A block of data
>>>>>
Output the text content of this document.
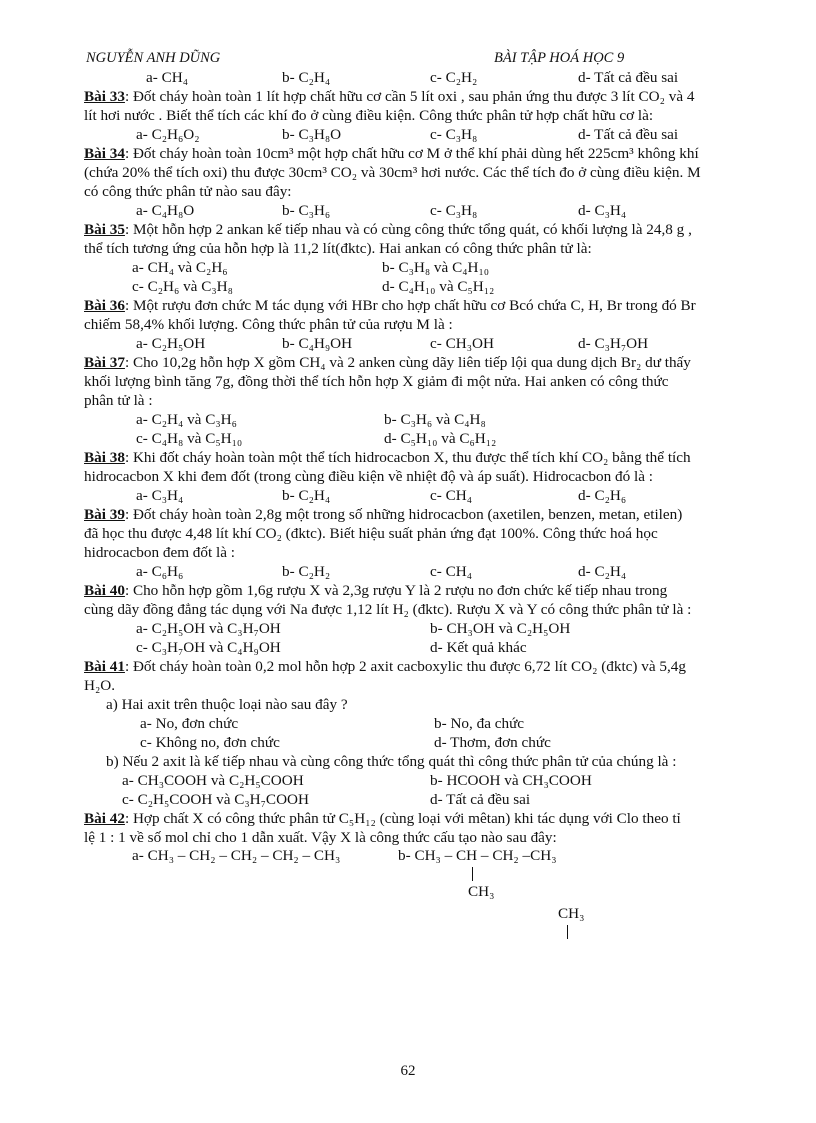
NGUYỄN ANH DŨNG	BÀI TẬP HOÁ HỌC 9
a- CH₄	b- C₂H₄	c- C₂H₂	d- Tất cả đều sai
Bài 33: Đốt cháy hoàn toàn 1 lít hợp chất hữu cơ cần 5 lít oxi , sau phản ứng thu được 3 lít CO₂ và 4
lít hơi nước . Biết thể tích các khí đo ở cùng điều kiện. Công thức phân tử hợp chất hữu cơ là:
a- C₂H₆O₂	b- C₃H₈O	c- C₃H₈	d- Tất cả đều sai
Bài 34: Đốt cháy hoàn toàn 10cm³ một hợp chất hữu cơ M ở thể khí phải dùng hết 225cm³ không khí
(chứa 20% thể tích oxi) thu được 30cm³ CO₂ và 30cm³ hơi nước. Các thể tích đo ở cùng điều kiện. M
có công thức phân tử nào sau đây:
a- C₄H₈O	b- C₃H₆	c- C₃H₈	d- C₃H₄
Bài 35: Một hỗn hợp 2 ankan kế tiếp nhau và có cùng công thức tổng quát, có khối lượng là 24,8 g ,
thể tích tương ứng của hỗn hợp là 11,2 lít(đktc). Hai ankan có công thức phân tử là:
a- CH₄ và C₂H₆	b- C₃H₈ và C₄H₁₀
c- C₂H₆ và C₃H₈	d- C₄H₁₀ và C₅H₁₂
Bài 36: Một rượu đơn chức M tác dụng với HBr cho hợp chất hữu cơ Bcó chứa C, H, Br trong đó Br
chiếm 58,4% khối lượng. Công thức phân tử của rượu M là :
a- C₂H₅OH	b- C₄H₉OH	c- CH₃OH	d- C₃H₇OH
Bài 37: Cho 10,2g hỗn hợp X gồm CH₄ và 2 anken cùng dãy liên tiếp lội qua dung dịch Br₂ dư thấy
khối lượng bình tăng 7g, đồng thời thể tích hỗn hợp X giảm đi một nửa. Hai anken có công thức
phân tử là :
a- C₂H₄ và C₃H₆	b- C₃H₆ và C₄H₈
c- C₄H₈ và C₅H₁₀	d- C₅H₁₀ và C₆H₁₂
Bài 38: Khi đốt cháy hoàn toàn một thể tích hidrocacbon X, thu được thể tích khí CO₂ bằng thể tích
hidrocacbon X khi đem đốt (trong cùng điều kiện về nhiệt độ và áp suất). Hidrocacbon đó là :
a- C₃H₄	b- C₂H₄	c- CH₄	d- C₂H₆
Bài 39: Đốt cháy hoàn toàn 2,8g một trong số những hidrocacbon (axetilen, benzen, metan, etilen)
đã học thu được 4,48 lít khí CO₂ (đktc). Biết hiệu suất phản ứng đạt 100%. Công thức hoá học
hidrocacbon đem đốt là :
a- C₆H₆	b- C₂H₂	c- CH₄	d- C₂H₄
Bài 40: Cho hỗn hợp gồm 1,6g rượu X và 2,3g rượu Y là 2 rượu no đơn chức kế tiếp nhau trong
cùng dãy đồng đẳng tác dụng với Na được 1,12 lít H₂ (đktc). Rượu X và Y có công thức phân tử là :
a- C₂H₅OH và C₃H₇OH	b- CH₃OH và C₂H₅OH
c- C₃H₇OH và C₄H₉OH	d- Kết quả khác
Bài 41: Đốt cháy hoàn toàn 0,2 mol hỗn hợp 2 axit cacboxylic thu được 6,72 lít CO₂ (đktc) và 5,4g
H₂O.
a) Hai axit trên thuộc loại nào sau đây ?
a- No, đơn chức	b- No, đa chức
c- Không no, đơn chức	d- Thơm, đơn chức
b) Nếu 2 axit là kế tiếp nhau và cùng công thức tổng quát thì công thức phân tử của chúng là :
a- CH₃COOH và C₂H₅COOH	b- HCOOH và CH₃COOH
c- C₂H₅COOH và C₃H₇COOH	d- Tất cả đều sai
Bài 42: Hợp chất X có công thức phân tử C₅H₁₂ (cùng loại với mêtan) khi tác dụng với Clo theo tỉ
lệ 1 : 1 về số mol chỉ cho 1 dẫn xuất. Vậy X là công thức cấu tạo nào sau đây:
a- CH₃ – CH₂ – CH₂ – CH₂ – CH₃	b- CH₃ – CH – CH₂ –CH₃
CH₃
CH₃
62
<<<<<
>>>>>
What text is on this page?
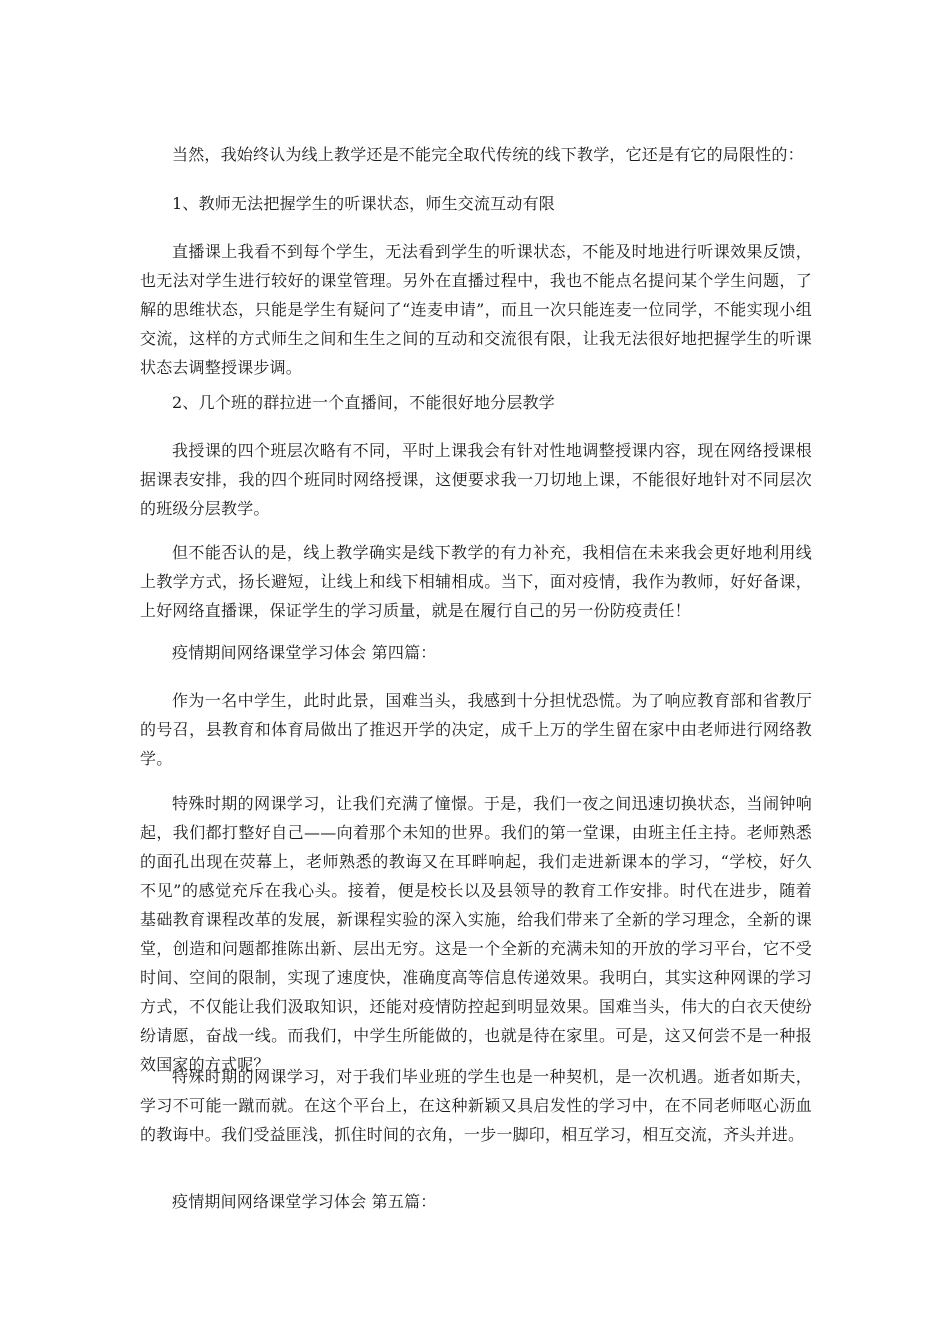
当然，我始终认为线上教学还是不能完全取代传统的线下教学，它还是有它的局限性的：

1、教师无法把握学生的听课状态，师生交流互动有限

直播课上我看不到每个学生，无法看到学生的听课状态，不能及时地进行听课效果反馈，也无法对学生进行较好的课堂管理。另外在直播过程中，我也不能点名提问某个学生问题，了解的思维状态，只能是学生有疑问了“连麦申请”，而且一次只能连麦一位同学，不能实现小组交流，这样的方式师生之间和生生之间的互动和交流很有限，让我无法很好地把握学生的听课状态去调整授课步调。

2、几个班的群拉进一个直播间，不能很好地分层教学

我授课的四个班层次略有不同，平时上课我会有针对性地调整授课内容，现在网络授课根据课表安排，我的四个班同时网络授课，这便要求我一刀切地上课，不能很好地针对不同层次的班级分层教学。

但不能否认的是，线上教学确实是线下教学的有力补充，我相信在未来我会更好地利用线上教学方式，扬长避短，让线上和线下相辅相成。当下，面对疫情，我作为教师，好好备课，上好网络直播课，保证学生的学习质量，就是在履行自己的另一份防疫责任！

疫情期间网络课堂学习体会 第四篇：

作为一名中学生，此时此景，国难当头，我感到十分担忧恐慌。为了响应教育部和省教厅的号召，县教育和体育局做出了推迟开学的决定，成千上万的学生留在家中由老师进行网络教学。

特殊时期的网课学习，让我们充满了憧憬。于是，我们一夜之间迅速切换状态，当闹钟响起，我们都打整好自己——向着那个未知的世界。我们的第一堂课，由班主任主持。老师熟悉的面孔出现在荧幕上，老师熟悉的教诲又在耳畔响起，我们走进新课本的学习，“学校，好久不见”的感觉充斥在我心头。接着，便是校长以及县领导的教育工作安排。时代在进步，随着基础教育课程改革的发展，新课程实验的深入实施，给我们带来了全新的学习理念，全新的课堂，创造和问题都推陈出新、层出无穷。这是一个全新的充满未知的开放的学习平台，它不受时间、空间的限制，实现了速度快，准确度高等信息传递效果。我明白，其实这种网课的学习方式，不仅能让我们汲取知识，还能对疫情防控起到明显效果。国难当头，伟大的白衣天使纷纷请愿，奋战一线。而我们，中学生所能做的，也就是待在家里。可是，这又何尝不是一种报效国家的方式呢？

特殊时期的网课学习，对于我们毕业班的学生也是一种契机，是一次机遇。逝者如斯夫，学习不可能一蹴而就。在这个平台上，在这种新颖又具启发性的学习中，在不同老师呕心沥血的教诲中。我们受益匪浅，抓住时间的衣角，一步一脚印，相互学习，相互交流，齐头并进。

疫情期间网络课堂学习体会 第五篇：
<<<<<
>>>>>
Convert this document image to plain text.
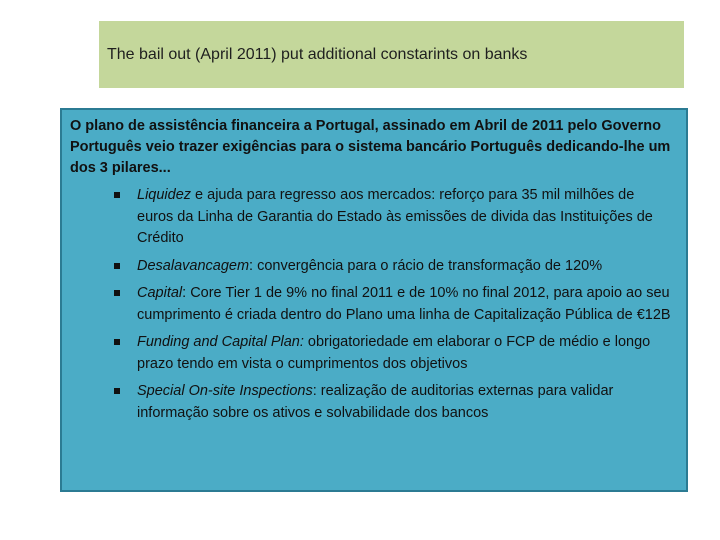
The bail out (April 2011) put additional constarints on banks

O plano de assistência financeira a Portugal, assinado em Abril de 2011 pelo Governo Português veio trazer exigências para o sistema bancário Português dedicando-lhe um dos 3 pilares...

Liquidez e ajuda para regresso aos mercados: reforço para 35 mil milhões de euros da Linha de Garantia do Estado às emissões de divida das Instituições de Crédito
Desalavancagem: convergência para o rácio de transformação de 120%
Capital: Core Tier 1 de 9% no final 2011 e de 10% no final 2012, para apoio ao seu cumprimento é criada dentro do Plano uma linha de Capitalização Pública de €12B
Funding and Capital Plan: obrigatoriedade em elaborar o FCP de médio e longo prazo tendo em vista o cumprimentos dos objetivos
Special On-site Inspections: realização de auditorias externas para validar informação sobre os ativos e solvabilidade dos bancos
<<<<<
The request => Only lines with "toàn" are wanted here; list each of them.

Task result =>
Bài 33: Đốt cháy hoàn toàn 1 lít hợp chất hữu cơ cần 5 lít oxi , sau phản ứng thu được 3 lít CO₂ và 4
Bài 34: Đốt cháy hoàn toàn 10cm³ một hợp chất hữu cơ M ở thể khí phải dùng hết 225cm³ không khí
Bài 38: Khi đốt cháy hoàn toàn một thể tích hidrocacbon X, thu được thể tích khí CO₂ bằng thể tích
Bài 39: Đốt cháy hoàn toàn 2,8g một trong số những hidrocacbon (axetilen, benzen, metan, etilen)
Bài 41: Đốt cháy hoàn toàn 0,2 mol hỗn hợp 2 axit cacboxylic thu được 6,72 lít CO₂ (đktc) và 5,4g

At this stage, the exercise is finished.